**To be done:**
Where a line of the listing below includes the word "screenshot", reproduce that line.

* Start Input *

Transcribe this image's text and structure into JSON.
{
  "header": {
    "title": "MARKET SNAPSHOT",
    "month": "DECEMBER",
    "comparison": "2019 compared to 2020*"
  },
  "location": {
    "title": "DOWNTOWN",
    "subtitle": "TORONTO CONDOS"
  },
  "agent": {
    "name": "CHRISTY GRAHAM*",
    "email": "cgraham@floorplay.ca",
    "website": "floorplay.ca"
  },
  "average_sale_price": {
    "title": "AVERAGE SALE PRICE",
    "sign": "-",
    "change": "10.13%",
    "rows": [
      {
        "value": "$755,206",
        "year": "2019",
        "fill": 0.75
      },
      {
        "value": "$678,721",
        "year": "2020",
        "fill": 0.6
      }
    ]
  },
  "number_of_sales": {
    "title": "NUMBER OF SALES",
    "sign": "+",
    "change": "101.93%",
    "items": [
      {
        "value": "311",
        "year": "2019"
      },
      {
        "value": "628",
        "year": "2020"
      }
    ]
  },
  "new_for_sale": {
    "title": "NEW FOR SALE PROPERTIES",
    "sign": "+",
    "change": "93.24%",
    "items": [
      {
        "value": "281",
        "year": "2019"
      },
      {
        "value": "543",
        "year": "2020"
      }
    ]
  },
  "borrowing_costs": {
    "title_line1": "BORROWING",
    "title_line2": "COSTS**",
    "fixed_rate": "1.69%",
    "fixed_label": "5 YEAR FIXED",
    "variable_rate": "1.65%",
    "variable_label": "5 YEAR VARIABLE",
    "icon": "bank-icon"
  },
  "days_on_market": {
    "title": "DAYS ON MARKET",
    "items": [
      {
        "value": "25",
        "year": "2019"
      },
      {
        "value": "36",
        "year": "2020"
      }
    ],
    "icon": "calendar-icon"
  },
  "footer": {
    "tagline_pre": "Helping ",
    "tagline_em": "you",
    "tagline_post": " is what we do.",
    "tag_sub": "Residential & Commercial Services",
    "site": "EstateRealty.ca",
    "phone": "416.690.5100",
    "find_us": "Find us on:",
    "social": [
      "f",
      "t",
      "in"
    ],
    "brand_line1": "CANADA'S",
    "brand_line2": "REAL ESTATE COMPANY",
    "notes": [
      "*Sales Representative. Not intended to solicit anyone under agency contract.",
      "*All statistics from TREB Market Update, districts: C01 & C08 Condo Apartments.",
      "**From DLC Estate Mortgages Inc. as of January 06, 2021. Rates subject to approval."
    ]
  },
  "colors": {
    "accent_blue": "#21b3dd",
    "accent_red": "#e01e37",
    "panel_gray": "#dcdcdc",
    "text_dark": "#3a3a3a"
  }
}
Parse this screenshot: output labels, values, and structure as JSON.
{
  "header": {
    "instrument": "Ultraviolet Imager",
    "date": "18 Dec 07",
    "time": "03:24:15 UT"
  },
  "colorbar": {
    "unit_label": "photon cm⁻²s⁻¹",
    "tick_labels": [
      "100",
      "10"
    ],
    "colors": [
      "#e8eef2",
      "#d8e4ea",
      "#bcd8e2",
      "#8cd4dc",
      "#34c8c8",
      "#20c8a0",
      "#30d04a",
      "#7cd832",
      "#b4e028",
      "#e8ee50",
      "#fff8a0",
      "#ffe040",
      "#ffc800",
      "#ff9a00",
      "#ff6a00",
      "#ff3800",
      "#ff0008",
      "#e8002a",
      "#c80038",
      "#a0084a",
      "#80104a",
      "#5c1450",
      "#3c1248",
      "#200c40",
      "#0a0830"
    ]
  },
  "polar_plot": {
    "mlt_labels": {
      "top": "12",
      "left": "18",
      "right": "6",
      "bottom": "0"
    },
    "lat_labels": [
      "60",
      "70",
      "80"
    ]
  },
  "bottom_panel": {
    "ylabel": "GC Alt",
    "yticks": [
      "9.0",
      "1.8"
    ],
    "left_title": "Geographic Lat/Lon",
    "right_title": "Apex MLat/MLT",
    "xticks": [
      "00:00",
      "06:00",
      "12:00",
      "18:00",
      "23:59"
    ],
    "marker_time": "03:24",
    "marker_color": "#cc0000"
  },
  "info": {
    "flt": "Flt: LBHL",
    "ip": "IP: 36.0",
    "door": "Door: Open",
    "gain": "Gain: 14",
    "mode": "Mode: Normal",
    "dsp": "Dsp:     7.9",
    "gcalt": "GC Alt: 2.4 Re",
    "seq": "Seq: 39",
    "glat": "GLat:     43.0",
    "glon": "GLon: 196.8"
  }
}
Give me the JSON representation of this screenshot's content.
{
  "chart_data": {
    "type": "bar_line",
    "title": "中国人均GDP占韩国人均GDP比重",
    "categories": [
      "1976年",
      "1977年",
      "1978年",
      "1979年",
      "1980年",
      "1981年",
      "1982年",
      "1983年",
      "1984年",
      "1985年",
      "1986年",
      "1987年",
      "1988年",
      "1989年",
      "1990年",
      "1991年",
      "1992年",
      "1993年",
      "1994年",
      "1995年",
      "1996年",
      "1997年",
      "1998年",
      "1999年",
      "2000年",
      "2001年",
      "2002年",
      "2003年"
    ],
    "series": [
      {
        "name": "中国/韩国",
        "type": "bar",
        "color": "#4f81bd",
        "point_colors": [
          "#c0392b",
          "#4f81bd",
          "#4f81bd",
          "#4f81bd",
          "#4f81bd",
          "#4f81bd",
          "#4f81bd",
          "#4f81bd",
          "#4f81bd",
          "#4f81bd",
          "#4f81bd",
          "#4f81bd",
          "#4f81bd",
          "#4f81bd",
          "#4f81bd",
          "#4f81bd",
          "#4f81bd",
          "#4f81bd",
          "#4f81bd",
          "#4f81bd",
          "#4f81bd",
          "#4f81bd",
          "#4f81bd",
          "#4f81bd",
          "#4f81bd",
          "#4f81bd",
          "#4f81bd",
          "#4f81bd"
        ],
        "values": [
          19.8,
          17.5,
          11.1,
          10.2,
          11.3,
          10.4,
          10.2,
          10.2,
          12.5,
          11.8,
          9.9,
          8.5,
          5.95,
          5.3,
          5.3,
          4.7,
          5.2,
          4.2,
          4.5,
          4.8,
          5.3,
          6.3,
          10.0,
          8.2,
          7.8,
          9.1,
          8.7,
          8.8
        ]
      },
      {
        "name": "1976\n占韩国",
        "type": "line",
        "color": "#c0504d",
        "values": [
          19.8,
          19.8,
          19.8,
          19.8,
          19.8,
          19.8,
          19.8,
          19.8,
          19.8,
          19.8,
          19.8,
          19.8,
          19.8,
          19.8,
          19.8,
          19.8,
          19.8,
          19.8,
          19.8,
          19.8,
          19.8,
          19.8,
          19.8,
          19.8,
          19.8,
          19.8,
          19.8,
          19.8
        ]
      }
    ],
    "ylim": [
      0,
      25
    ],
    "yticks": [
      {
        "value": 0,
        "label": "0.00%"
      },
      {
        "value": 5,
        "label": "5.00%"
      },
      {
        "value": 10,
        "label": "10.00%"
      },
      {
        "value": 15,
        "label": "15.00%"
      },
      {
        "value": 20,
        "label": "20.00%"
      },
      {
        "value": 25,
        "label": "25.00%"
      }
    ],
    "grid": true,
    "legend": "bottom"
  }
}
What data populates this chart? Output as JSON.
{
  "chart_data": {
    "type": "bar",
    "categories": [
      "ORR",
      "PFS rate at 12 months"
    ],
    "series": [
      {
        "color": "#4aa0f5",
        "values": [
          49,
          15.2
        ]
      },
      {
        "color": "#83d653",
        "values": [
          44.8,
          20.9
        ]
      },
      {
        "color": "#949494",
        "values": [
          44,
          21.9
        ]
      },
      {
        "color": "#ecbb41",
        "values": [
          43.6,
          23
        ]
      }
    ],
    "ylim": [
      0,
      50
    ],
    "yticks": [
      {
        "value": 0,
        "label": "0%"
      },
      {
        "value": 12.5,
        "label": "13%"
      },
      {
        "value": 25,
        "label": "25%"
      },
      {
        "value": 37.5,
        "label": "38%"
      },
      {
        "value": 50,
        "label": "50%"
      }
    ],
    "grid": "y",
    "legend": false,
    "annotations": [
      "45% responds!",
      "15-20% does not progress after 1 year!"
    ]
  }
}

* End Input *

**Output of the exercise:**
Parse this screenshot: output labels, values, and structure as JSON.
Give me the JSON representation of this screenshot's content.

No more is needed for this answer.